Your objective
Set down the full listing exactly as given. Any pictures are to be left out.

Task material

━━━

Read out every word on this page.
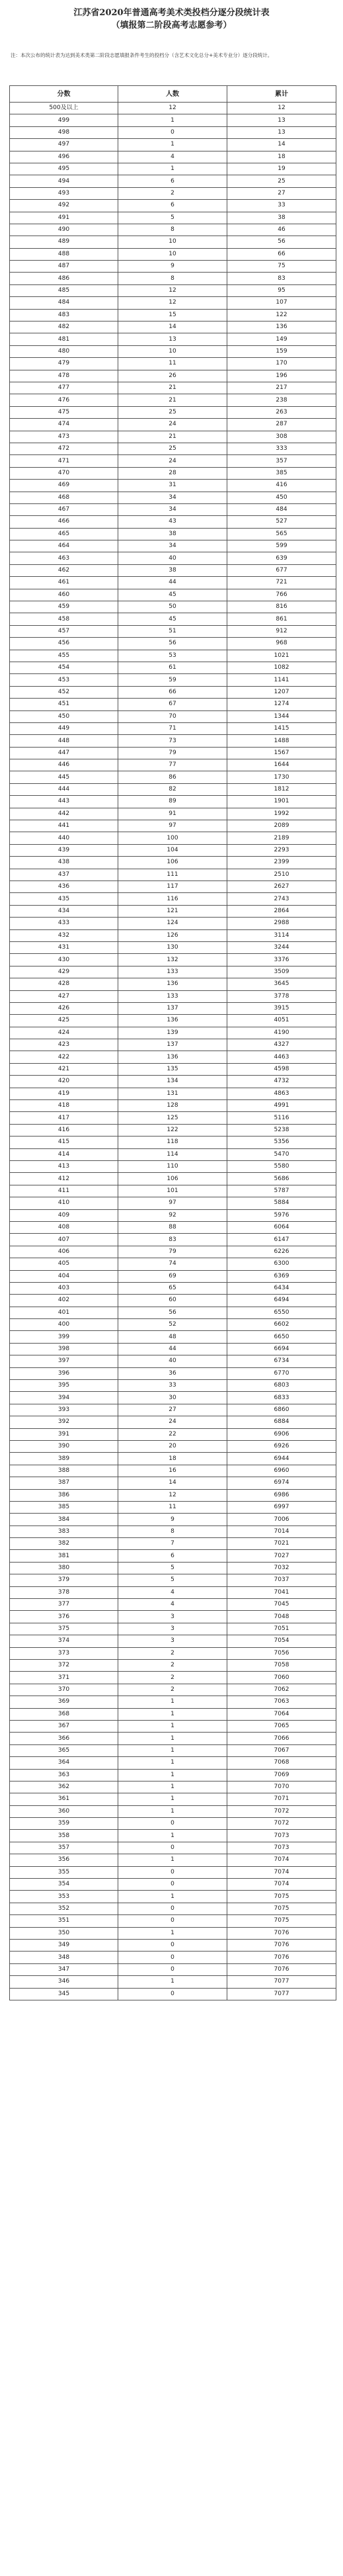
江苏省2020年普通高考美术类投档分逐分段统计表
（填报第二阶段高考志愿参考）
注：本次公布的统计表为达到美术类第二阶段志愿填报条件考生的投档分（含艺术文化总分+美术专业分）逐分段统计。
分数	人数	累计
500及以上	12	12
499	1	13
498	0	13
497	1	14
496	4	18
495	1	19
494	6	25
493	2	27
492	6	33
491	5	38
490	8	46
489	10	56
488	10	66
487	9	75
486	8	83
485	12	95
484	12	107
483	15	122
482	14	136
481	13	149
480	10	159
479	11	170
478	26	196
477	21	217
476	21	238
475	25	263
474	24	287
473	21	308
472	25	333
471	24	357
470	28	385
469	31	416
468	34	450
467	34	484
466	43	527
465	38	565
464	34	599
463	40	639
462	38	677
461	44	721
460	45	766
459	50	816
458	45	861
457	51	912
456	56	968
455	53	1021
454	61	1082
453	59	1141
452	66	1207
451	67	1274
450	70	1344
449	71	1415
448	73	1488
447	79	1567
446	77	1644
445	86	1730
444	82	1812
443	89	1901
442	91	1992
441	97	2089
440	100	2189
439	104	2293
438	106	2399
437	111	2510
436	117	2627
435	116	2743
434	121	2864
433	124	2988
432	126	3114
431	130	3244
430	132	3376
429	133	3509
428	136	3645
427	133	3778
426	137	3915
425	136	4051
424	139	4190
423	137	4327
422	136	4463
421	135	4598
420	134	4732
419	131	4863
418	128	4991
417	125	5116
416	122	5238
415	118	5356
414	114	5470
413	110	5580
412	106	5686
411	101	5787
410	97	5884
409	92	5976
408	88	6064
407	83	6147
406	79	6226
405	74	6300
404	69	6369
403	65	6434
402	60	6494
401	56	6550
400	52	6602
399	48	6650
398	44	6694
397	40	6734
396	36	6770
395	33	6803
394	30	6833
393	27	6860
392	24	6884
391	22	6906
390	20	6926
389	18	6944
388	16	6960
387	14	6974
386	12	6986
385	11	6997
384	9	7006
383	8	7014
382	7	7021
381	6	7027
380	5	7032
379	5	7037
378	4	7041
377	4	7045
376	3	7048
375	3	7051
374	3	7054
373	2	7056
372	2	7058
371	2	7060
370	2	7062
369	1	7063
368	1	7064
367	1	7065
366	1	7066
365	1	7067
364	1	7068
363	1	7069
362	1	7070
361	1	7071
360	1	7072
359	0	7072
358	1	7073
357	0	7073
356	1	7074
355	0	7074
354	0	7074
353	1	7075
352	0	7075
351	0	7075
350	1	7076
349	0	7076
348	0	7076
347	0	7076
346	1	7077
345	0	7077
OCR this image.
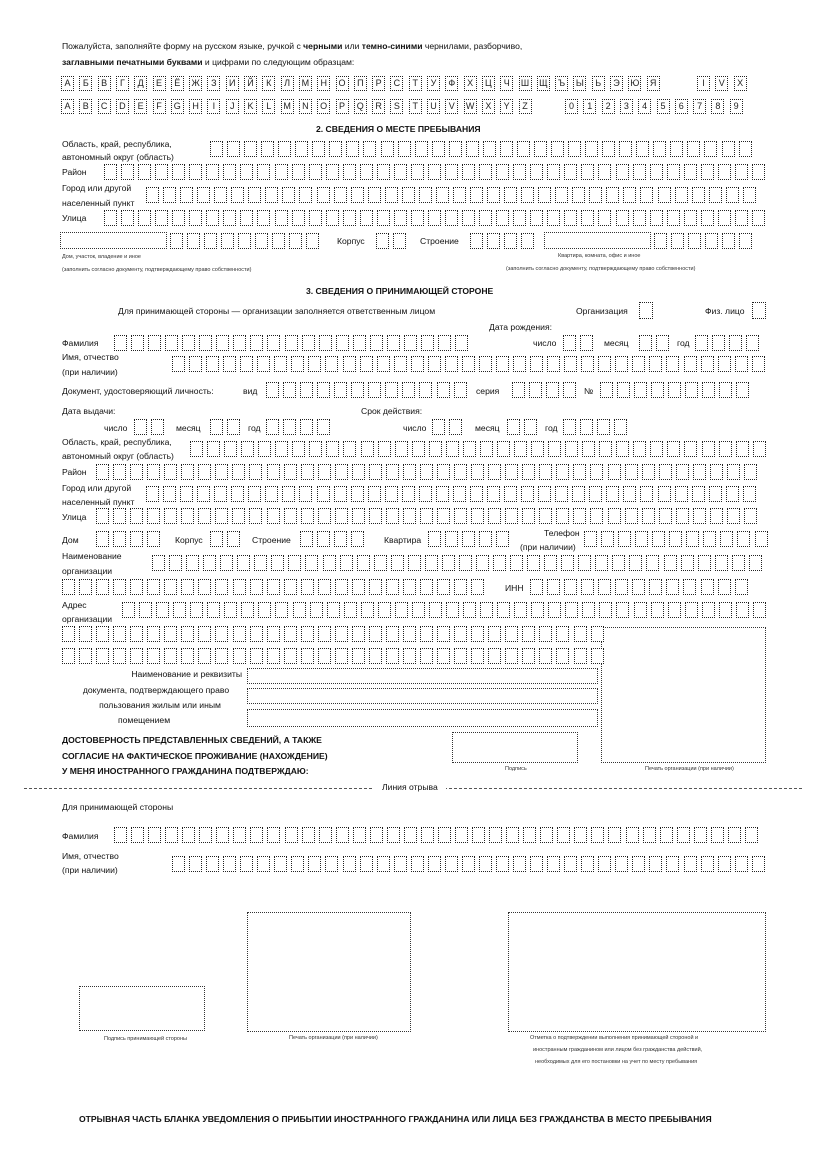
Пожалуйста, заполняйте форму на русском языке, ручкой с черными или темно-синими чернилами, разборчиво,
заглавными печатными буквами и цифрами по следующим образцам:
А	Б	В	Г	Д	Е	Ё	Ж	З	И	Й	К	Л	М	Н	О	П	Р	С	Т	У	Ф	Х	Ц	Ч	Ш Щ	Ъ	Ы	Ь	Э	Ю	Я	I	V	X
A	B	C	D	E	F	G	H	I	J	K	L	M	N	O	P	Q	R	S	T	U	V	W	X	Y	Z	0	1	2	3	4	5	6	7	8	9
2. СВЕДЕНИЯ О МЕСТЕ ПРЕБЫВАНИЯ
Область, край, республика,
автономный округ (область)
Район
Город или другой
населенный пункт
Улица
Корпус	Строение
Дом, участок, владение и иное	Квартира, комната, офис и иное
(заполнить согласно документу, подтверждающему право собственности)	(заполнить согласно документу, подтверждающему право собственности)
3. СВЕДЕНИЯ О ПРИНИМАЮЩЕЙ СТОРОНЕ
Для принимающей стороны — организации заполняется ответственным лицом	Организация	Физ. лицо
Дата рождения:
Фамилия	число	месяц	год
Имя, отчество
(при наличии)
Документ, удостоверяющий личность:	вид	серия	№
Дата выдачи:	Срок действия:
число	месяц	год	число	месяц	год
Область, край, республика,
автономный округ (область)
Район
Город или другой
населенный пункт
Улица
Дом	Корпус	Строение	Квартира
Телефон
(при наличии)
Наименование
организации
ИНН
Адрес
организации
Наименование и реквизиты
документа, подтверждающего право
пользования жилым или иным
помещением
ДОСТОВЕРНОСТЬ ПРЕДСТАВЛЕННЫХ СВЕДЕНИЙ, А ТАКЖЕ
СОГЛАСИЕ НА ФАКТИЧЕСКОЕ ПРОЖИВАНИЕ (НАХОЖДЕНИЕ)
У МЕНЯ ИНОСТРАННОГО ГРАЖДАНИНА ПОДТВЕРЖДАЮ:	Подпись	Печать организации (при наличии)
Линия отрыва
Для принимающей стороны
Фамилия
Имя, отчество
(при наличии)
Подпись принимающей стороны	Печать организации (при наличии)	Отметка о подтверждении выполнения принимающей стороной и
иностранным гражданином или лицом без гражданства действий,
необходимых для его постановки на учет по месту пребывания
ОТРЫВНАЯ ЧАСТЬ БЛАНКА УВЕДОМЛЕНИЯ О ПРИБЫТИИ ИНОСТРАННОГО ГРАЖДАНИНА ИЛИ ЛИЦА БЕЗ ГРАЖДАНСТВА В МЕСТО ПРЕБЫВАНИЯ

━━━

Response for this exercise
Read out every word on this page.
江苏省2020年普通高考美术类投档分逐分段统计表
（填报第二阶段高考志愿参考）
注：本次公布的统计表为达到美术类第二阶段志愿填报条件考生的投档分（含艺术文化总分+美术专业分）逐分段统计。
分数	人数	累计
500及以上	12	12
499	1	13
498	0	13
497	1	14
496	4	18
495	1	19
494	6	25
493	2	27
492	6	33
491	5	38
490	8	46
489	10	56
488	10	66
487	9	75
486	8	83
485	12	95
484	12	107
483	15	122
482	14	136
481	13	149
480	10	159
479	11	170
478	26	196
477	21	217
476	21	238
475	25	263
474	24	287
473	21	308
472	25	333
471	24	357
470	28	385
469	31	416
468	34	450
467	34	484
466	43	527
465	38	565
464	34	599
463	40	639
462	38	677
461	44	721
460	45	766
459	50	816
458	45	861
457	51	912
456	56	968
455	53	1021
454	61	1082
453	59	1141
452	66	1207
451	67	1274
450	70	1344
449	71	1415
448	73	1488
447	79	1567
446	77	1644
445	86	1730
444	82	1812
443	89	1901
442	91	1992
441	97	2089
440	100	2189
439	104	2293
438	106	2399
437	111	2510
436	117	2627
435	116	2743
434	121	2864
433	124	2988
432	126	3114
431	130	3244
430	132	3376
429	133	3509
428	136	3645
427	133	3778
426	137	3915
425	136	4051
424	139	4190
423	137	4327
422	136	4463
421	135	4598
420	134	4732
419	131	4863
418	128	4991
417	125	5116
416	122	5238
415	118	5356
414	114	5470
413	110	5580
412	106	5686
411	101	5787
410	97	5884
409	92	5976
408	88	6064
407	83	6147
406	79	6226
405	74	6300
404	69	6369
403	65	6434
402	60	6494
401	56	6550
400	52	6602
399	48	6650
398	44	6694
397	40	6734
396	36	6770
395	33	6803
394	30	6833
393	27	6860
392	24	6884
391	22	6906
390	20	6926
389	18	6944
388	16	6960
387	14	6974
386	12	6986
385	11	6997
384	9	7006
383	8	7014
382	7	7021
381	6	7027
380	5	7032
379	5	7037
378	4	7041
377	4	7045
376	3	7048
375	3	7051
374	3	7054
373	2	7056
372	2	7058
371	2	7060
370	2	7062
369	1	7063
368	1	7064
367	1	7065
366	1	7066
365	1	7067
364	1	7068
363	1	7069
362	1	7070
361	1	7071
360	1	7072
359	0	7072
358	1	7073
357	0	7073
356	1	7074
355	0	7074
354	0	7074
353	1	7075
352	0	7075
351	0	7075
350	1	7076
349	0	7076
348	0	7076
347	0	7076
346	1	7077
345	0	7077
OCR this image.
Пожалуйста, заполняйте форму на русском языке, ручкой с черными или темно-синими чернилами, разборчиво,
заглавными печатными буквами и цифрами по следующим образцам:
А	Б	В	Г	Д	Е	Ё	Ж	З	И	Й	К	Л	М	Н	О	П	Р	С	Т	У	Ф	Х	Ц	Ч	Ш Щ	Ъ	Ы	Ь	Э	Ю	Я	I	V	X
A	B	C	D	E	F	G	H	I	J	K	L	M	N	O	P	Q	R	S	T	U	V	W	X	Y	Z	0	1	2	3	4	5	6	7	8	9
2. СВЕДЕНИЯ О МЕСТЕ ПРЕБЫВАНИЯ
Область, край, республика,
автономный округ (область)
Район
Город или другой
населенный пункт
Улица
Корпус	Строение
Дом, участок, владение и иное	Квартира, комната, офис и иное
(заполнить согласно документу, подтверждающему право собственности)	(заполнить согласно документу, подтверждающему право собственности)
3. СВЕДЕНИЯ О ПРИНИМАЮЩЕЙ СТОРОНЕ
Для принимающей стороны — организации заполняется ответственным лицом	Организация	Физ. лицо
Дата рождения:
Фамилия	число	месяц	год
Имя, отчество
(при наличии)
Документ, удостоверяющий личность:	вид	серия	№
Дата выдачи:	Срок действия:
число	месяц	год	число	месяц	год
Область, край, республика,
автономный округ (область)
Район
Город или другой
населенный пункт
Улица
Дом	Корпус	Строение	Квартира
Телефон
(при наличии)
Наименование
организации
ИНН
Адрес
организации
Наименование и реквизиты
документа, подтверждающего право
пользования жилым или иным
помещением
ДОСТОВЕРНОСТЬ ПРЕДСТАВЛЕННЫХ СВЕДЕНИЙ, А ТАКЖЕ
СОГЛАСИЕ НА ФАКТИЧЕСКОЕ ПРОЖИВАНИЕ (НАХОЖДЕНИЕ)
У МЕНЯ ИНОСТРАННОГО ГРАЖДАНИНА ПОДТВЕРЖДАЮ:	Подпись	Печать организации (при наличии)
Линия отрыва
Для принимающей стороны
Фамилия
Имя, отчество
(при наличии)
Подпись принимающей стороны	Печать организации (при наличии)	Отметка о подтверждении выполнения принимающей стороной и
иностранным гражданином или лицом без гражданства действий,
необходимых для его постановки на учет по месту пребывания
ОТРЫВНАЯ ЧАСТЬ БЛАНКА УВЕДОМЛЕНИЯ О ПРИБЫТИИ ИНОСТРАННОГО ГРАЖДАНИНА ИЛИ ЛИЦА БЕЗ ГРАЖДАНСТВА В МЕСТО ПРЕБЫВАНИЯ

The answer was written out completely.